**Your goal:**
Copy out the records below, swapping each "data-point" for "plot-marker" and keeping everything else unchanged.

— Start —

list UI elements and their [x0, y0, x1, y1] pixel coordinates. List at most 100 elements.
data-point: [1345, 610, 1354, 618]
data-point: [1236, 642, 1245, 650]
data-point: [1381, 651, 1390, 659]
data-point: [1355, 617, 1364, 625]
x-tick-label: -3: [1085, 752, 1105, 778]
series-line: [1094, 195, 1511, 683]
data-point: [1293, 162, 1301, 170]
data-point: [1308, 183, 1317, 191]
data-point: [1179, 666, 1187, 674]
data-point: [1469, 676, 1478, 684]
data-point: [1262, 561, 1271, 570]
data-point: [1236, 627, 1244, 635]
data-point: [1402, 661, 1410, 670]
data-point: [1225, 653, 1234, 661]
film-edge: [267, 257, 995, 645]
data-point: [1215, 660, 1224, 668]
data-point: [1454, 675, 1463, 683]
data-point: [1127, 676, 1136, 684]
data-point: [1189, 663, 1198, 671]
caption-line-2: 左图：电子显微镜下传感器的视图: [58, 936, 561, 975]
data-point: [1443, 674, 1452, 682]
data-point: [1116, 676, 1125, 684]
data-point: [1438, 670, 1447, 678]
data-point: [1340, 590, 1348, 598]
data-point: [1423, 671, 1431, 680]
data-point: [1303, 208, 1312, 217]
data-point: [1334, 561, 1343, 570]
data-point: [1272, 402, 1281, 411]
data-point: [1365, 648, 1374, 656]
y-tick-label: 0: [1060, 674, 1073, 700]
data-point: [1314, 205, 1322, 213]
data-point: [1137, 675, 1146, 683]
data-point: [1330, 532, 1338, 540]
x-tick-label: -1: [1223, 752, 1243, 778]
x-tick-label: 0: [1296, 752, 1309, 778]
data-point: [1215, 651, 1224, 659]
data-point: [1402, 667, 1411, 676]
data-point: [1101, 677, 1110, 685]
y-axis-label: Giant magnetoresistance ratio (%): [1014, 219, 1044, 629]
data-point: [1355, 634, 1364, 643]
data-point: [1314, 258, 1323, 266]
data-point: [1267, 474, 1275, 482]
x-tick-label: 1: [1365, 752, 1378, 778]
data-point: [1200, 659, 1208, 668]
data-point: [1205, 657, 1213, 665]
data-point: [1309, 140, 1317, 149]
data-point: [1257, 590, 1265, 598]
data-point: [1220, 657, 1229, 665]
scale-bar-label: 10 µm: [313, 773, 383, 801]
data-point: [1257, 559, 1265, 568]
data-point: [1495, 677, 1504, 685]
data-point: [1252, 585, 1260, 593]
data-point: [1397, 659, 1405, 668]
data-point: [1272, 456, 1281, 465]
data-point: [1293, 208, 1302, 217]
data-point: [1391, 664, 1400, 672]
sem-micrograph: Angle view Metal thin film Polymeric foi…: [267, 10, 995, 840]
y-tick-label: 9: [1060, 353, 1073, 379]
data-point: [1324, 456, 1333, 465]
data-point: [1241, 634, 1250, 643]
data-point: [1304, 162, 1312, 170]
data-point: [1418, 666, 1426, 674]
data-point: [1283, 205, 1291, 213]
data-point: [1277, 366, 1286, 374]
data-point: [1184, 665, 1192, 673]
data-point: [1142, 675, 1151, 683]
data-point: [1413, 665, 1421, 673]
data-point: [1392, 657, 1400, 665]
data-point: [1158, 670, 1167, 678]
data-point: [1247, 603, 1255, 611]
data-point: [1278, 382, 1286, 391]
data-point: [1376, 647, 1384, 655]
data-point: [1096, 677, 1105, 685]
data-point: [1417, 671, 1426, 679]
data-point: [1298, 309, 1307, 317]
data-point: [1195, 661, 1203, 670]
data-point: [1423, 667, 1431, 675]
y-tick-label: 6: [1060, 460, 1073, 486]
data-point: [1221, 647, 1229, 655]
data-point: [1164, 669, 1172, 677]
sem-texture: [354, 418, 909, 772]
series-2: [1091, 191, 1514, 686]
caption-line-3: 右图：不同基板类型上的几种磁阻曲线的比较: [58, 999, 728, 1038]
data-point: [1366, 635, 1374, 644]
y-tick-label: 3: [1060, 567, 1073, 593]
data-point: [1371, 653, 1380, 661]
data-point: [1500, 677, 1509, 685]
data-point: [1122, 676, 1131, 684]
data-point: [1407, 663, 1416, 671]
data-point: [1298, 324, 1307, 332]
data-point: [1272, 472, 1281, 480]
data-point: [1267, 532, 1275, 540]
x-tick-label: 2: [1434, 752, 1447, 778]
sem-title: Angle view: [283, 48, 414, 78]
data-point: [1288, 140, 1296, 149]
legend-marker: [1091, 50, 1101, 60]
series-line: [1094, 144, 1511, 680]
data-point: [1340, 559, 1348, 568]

— End —

**The result:**
list UI elements and their [x0, y0, x1, y1] pixel coordinates. List at most 100 elements.
plot-marker: [1345, 610, 1354, 618]
plot-marker: [1236, 642, 1245, 650]
plot-marker: [1381, 651, 1390, 659]
plot-marker: [1355, 617, 1364, 625]
x-tick-label: -3: [1085, 752, 1105, 778]
series-line: [1094, 195, 1511, 683]
plot-marker: [1293, 162, 1301, 170]
plot-marker: [1308, 183, 1317, 191]
plot-marker: [1179, 666, 1187, 674]
plot-marker: [1469, 676, 1478, 684]
plot-marker: [1262, 561, 1271, 570]
plot-marker: [1236, 627, 1244, 635]
plot-marker: [1402, 661, 1410, 670]
plot-marker: [1225, 653, 1234, 661]
film-edge: [267, 257, 995, 645]
plot-marker: [1215, 660, 1224, 668]
plot-marker: [1454, 675, 1463, 683]
plot-marker: [1127, 676, 1136, 684]
plot-marker: [1189, 663, 1198, 671]
caption-line-2: 左图：电子显微镜下传感器的视图: [58, 936, 561, 975]
plot-marker: [1443, 674, 1452, 682]
plot-marker: [1116, 676, 1125, 684]
plot-marker: [1438, 670, 1447, 678]
plot-marker: [1340, 590, 1348, 598]
plot-marker: [1423, 671, 1431, 680]
plot-marker: [1303, 208, 1312, 217]
plot-marker: [1334, 561, 1343, 570]
plot-marker: [1272, 402, 1281, 411]
plot-marker: [1365, 648, 1374, 656]
y-tick-label: 0: [1060, 674, 1073, 700]
plot-marker: [1314, 205, 1322, 213]
plot-marker: [1137, 675, 1146, 683]
plot-marker: [1330, 532, 1338, 540]
x-tick-label: -1: [1223, 752, 1243, 778]
x-tick-label: 0: [1296, 752, 1309, 778]
plot-marker: [1215, 651, 1224, 659]
plot-marker: [1402, 667, 1411, 676]
plot-marker: [1101, 677, 1110, 685]
y-axis-label: Giant magnetoresistance ratio (%): [1014, 219, 1044, 629]
plot-marker: [1355, 634, 1364, 643]
plot-marker: [1314, 258, 1323, 266]
plot-marker: [1267, 474, 1275, 482]
x-tick-label: 1: [1365, 752, 1378, 778]
plot-marker: [1200, 659, 1208, 668]
plot-marker: [1205, 657, 1213, 665]
plot-marker: [1309, 140, 1317, 149]
plot-marker: [1257, 590, 1265, 598]
plot-marker: [1220, 657, 1229, 665]
scale-bar-label: 10 µm: [313, 773, 383, 801]
plot-marker: [1257, 559, 1265, 568]
plot-marker: [1495, 677, 1504, 685]
plot-marker: [1252, 585, 1260, 593]
plot-marker: [1397, 659, 1405, 668]
plot-marker: [1272, 456, 1281, 465]
plot-marker: [1293, 208, 1302, 217]
plot-marker: [1391, 664, 1400, 672]
sem-micrograph: Angle view Metal thin film Polymeric foi…: [267, 10, 995, 840]
y-tick-label: 9: [1060, 353, 1073, 379]
plot-marker: [1324, 456, 1333, 465]
plot-marker: [1241, 634, 1250, 643]
plot-marker: [1304, 162, 1312, 170]
plot-marker: [1418, 666, 1426, 674]
plot-marker: [1283, 205, 1291, 213]
plot-marker: [1277, 366, 1286, 374]
plot-marker: [1184, 665, 1192, 673]
plot-marker: [1142, 675, 1151, 683]
plot-marker: [1413, 665, 1421, 673]
plot-marker: [1392, 657, 1400, 665]
plot-marker: [1158, 670, 1167, 678]
plot-marker: [1247, 603, 1255, 611]
plot-marker: [1278, 382, 1286, 391]
plot-marker: [1376, 647, 1384, 655]
plot-marker: [1096, 677, 1105, 685]
plot-marker: [1417, 671, 1426, 679]
plot-marker: [1298, 309, 1307, 317]
plot-marker: [1195, 661, 1203, 670]
plot-marker: [1423, 667, 1431, 675]
y-tick-label: 6: [1060, 460, 1073, 486]
plot-marker: [1221, 647, 1229, 655]
plot-marker: [1164, 669, 1172, 677]
sem-texture: [354, 418, 909, 772]
series-2: [1091, 191, 1514, 686]
caption-line-3: 右图：不同基板类型上的几种磁阻曲线的比较: [58, 999, 728, 1038]
plot-marker: [1366, 635, 1374, 644]
y-tick-label: 3: [1060, 567, 1073, 593]
plot-marker: [1371, 653, 1380, 661]
plot-marker: [1500, 677, 1509, 685]
plot-marker: [1122, 676, 1131, 684]
plot-marker: [1407, 663, 1416, 671]
plot-marker: [1298, 324, 1307, 332]
plot-marker: [1272, 472, 1281, 480]
plot-marker: [1267, 532, 1275, 540]
x-tick-label: 2: [1434, 752, 1447, 778]
sem-title: Angle view: [283, 48, 414, 78]
plot-marker: [1288, 140, 1296, 149]
legend-marker: [1091, 50, 1101, 60]
series-line: [1094, 144, 1511, 680]
plot-marker: [1340, 559, 1348, 568]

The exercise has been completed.